__Goal__.
Report all lines holding "fontaines".

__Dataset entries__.
• • • • • • •

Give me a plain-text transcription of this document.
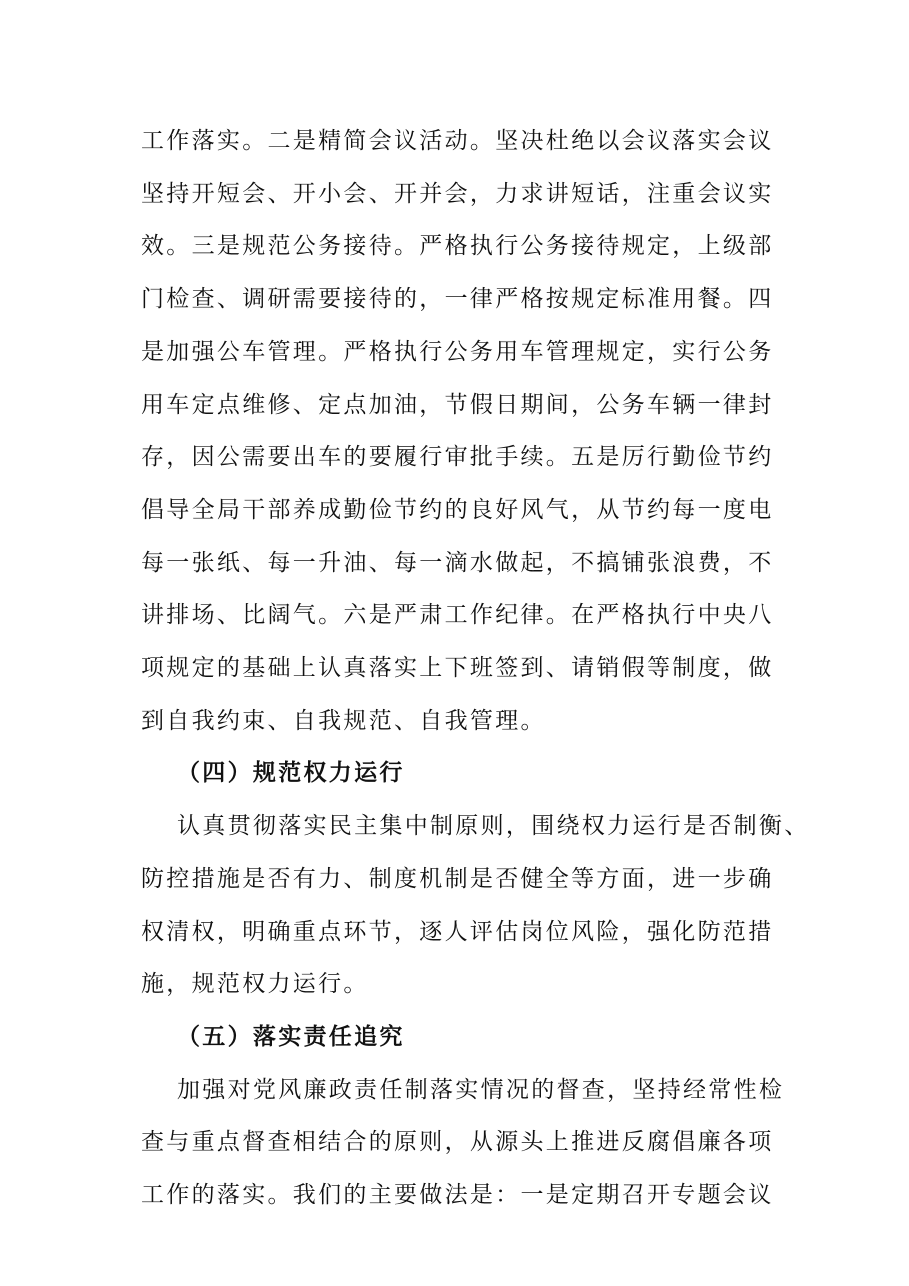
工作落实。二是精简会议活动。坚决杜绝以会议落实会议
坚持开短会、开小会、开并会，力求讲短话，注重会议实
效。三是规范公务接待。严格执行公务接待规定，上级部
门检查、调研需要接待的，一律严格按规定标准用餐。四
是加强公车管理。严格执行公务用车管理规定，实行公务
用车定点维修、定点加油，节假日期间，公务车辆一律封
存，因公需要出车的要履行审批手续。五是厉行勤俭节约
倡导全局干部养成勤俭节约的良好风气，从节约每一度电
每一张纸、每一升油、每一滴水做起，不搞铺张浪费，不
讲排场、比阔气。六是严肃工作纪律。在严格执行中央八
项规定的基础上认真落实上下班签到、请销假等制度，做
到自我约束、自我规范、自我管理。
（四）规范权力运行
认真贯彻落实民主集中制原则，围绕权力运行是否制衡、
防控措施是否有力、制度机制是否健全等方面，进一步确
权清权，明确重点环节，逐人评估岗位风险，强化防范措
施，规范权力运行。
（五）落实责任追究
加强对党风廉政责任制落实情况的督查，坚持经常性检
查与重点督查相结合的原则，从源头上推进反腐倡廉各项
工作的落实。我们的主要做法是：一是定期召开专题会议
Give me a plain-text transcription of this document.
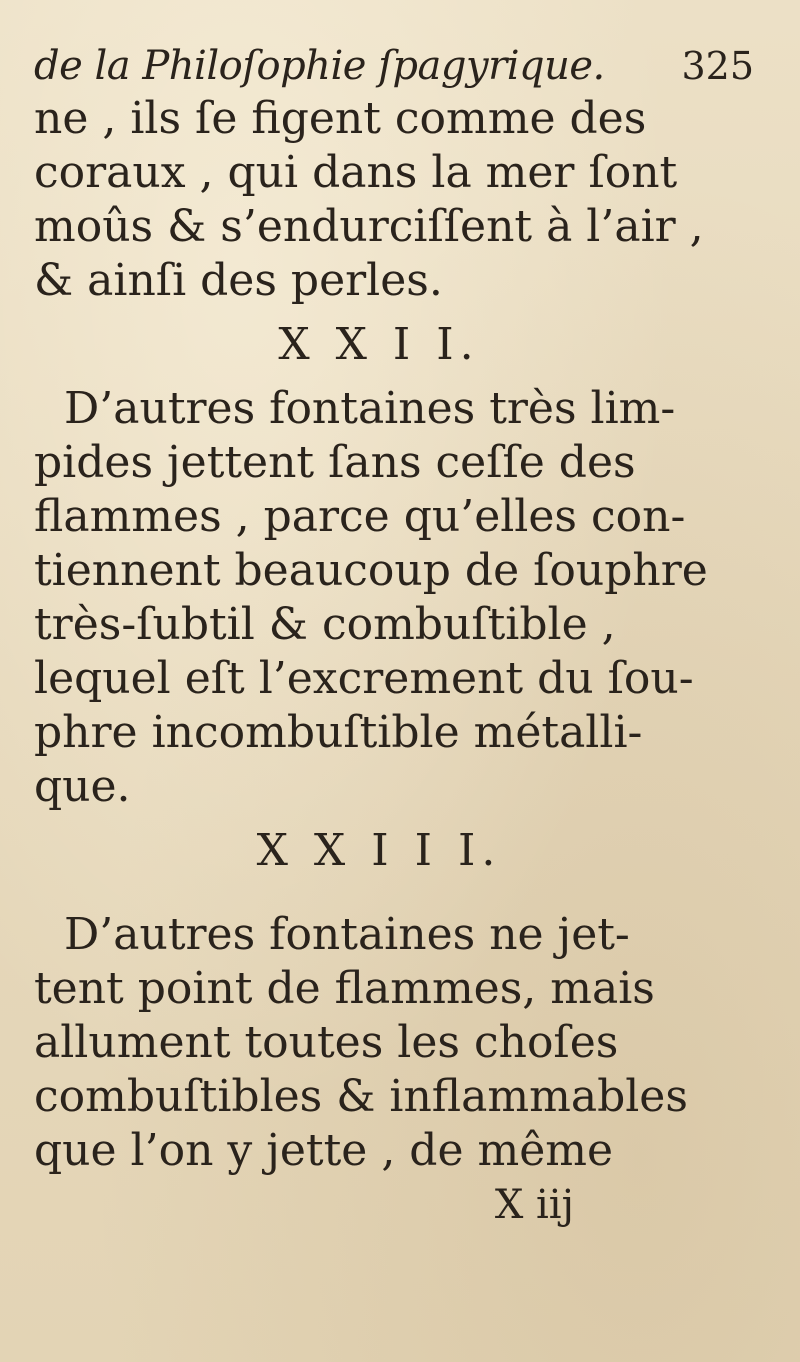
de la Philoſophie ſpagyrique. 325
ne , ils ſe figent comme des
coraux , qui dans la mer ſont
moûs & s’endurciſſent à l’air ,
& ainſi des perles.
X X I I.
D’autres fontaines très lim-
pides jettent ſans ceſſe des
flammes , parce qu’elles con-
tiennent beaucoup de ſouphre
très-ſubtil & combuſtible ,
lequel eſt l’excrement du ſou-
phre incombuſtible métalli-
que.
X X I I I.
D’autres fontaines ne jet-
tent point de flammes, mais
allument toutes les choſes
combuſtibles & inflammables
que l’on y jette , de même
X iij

• • • • • • •

__Answer for the task__.
D’autres fontaines très lim-
D’autres fontaines ne jet-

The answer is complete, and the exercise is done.